Records that describe figures:
-- Begin --

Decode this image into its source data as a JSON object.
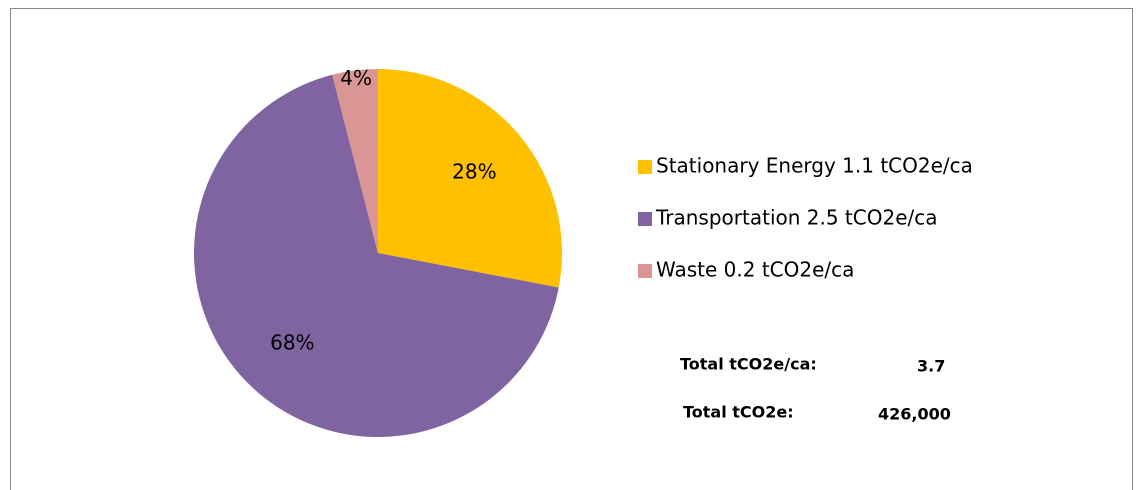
{
  "chart_data": {
    "type": "pie",
    "categories": [
      "Stationary Energy 1.1 tCO2e/ca",
      "Transportation 2.5 tCO2e/ca",
      "Waste 0.2 tCO2e/ca"
    ],
    "values": [
      28,
      68,
      4
    ],
    "value_labels": [
      "28%",
      "68%",
      "4%"
    ],
    "colors": [
      "#FFC000",
      "#8064A2",
      "#D99694"
    ],
    "legend": "right",
    "totals": [
      {
        "label": "Total tCO2e/ca:",
        "value": "3.7"
      },
      {
        "label": "Total tCO2e:",
        "value": "426,000"
      }
    ]
  }
}
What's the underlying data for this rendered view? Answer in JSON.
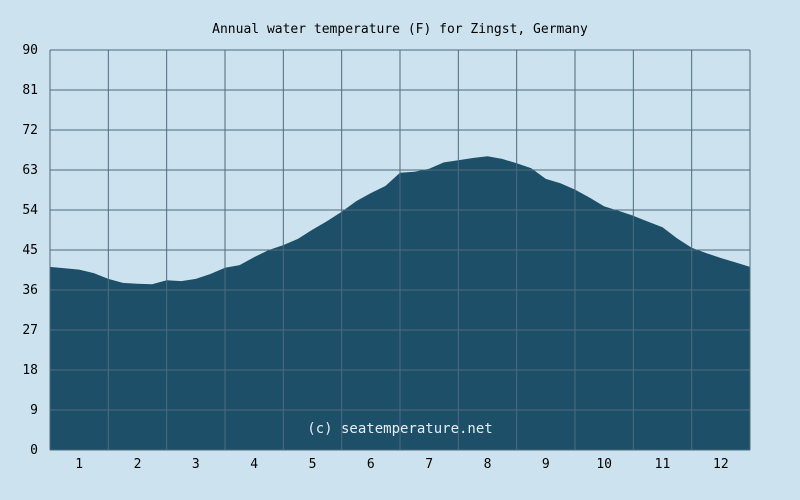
{
  "chart_data": {
    "type": "area",
    "title": "Annual water temperature (F) for Zingst, Germany",
    "watermark": "(c) seatemperature.net",
    "xlabel": "",
    "ylabel": "",
    "ylim": [
      0,
      90
    ],
    "xlim": [
      0.5,
      12.5
    ],
    "y_ticks": [
      "0",
      "9",
      "18",
      "27",
      "36",
      "45",
      "54",
      "63",
      "72",
      "81",
      "90"
    ],
    "x_ticks": [
      "1",
      "2",
      "3",
      "4",
      "5",
      "6",
      "7",
      "8",
      "9",
      "10",
      "11",
      "12"
    ],
    "grid": true,
    "colors": {
      "background": "#cce2ee",
      "plot_background": "#cce2ee",
      "area": "#1e4f68",
      "grid": "#4d6b7f"
    },
    "series": [
      {
        "x": [
          0.5,
          0.75,
          1.0,
          1.25,
          1.5,
          1.75,
          2.0,
          2.25,
          2.5,
          2.75,
          3.0,
          3.25,
          3.5,
          3.75,
          4.0,
          4.25,
          4.5,
          4.75,
          5.0,
          5.25,
          5.5,
          5.75,
          6.0,
          6.25,
          6.5,
          6.75,
          7.0,
          7.25,
          7.5,
          7.75,
          8.0,
          8.25,
          8.5,
          8.75,
          9.0,
          9.25,
          9.5,
          9.75,
          10.0,
          10.25,
          10.5,
          10.75,
          11.0,
          11.25,
          11.5,
          11.75,
          12.0,
          12.25,
          12.5
        ],
        "values": [
          41.2,
          40.9,
          40.6,
          39.8,
          38.5,
          37.6,
          37.4,
          37.3,
          38.2,
          38.0,
          38.5,
          39.6,
          41.0,
          41.6,
          43.4,
          45.0,
          46.1,
          47.5,
          49.6,
          51.5,
          53.6,
          56.0,
          57.8,
          59.4,
          62.4,
          62.6,
          63.3,
          64.7,
          65.2,
          65.7,
          66.1,
          65.5,
          64.5,
          63.4,
          61.0,
          60.0,
          58.6,
          56.8,
          54.8,
          53.8,
          52.7,
          51.4,
          50.1,
          47.6,
          45.5,
          44.3,
          43.2,
          42.2,
          41.2
        ]
      }
    ]
  }
}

-- End --

Print each of the records above exactly as written, leaving no picture in the copy.

Decode this image into its source data as a JSON object.
{
  "chart_data": {
    "type": "pie",
    "categories": [
      "Stationary Energy 1.1 tCO2e/ca",
      "Transportation 2.5 tCO2e/ca",
      "Waste 0.2 tCO2e/ca"
    ],
    "values": [
      28,
      68,
      4
    ],
    "value_labels": [
      "28%",
      "68%",
      "4%"
    ],
    "colors": [
      "#FFC000",
      "#8064A2",
      "#D99694"
    ],
    "legend": "right",
    "totals": [
      {
        "label": "Total tCO2e/ca:",
        "value": "3.7"
      },
      {
        "label": "Total tCO2e:",
        "value": "426,000"
      }
    ]
  }
}
What's the underlying data for this rendered view? Answer in JSON.
{
  "chart_data": {
    "type": "area",
    "title": "Annual water temperature (F) for Zingst, Germany",
    "watermark": "(c) seatemperature.net",
    "xlabel": "",
    "ylabel": "",
    "ylim": [
      0,
      90
    ],
    "xlim": [
      0.5,
      12.5
    ],
    "y_ticks": [
      "0",
      "9",
      "18",
      "27",
      "36",
      "45",
      "54",
      "63",
      "72",
      "81",
      "90"
    ],
    "x_ticks": [
      "1",
      "2",
      "3",
      "4",
      "5",
      "6",
      "7",
      "8",
      "9",
      "10",
      "11",
      "12"
    ],
    "grid": true,
    "colors": {
      "background": "#cce2ee",
      "plot_background": "#cce2ee",
      "area": "#1e4f68",
      "grid": "#4d6b7f"
    },
    "series": [
      {
        "x": [
          0.5,
          0.75,
          1.0,
          1.25,
          1.5,
          1.75,
          2.0,
          2.25,
          2.5,
          2.75,
          3.0,
          3.25,
          3.5,
          3.75,
          4.0,
          4.25,
          4.5,
          4.75,
          5.0,
          5.25,
          5.5,
          5.75,
          6.0,
          6.25,
          6.5,
          6.75,
          7.0,
          7.25,
          7.5,
          7.75,
          8.0,
          8.25,
          8.5,
          8.75,
          9.0,
          9.25,
          9.5,
          9.75,
          10.0,
          10.25,
          10.5,
          10.75,
          11.0,
          11.25,
          11.5,
          11.75,
          12.0,
          12.25,
          12.5
        ],
        "values": [
          41.2,
          40.9,
          40.6,
          39.8,
          38.5,
          37.6,
          37.4,
          37.3,
          38.2,
          38.0,
          38.5,
          39.6,
          41.0,
          41.6,
          43.4,
          45.0,
          46.1,
          47.5,
          49.6,
          51.5,
          53.6,
          56.0,
          57.8,
          59.4,
          62.4,
          62.6,
          63.3,
          64.7,
          65.2,
          65.7,
          66.1,
          65.5,
          64.5,
          63.4,
          61.0,
          60.0,
          58.6,
          56.8,
          54.8,
          53.8,
          52.7,
          51.4,
          50.1,
          47.6,
          45.5,
          44.3,
          43.2,
          42.2,
          41.2
        ]
      }
    ]
  }
}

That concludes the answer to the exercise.